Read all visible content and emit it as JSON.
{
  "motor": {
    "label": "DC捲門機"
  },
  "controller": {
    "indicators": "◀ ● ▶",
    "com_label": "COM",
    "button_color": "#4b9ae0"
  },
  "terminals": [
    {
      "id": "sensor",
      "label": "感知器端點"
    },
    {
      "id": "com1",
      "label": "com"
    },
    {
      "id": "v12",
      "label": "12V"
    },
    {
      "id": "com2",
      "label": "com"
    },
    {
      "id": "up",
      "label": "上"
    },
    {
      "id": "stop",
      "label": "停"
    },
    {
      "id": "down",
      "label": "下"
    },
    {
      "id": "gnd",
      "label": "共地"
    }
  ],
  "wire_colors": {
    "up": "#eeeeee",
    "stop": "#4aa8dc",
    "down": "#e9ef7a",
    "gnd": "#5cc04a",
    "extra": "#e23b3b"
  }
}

────────────────────────────────────────

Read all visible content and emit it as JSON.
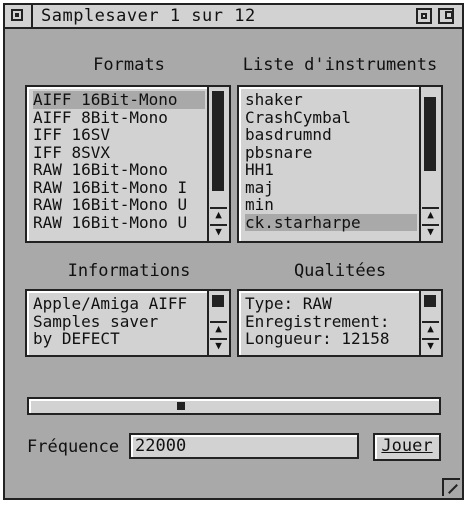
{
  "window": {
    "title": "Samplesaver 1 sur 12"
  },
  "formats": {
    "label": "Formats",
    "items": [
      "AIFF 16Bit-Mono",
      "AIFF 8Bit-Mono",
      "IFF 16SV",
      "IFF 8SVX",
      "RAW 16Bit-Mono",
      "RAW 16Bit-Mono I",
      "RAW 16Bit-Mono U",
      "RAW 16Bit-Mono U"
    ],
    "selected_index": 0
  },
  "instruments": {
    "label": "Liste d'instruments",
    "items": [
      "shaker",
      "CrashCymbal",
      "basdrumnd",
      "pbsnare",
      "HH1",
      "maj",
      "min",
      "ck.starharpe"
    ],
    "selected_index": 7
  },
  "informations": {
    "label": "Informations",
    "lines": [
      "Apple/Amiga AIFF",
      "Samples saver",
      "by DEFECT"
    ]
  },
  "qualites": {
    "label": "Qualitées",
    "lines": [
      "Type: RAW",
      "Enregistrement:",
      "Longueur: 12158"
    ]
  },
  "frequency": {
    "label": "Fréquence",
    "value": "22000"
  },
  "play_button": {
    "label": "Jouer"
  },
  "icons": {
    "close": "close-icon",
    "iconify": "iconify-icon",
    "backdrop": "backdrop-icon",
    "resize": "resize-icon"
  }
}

────────────────────────────────────────

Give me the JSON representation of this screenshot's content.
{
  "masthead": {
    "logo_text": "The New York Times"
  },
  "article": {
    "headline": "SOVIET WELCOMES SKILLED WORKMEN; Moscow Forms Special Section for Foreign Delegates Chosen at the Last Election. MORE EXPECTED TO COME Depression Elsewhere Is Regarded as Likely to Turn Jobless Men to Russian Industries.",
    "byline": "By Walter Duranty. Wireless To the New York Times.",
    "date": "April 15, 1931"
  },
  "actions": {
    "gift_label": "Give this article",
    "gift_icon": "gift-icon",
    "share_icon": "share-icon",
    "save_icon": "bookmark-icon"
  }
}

────────────────────────────────────────

• [Directions for this task]
Going through the records above, state how many lines carry "Mono", with no other text.

• [Reply to the exercise]
6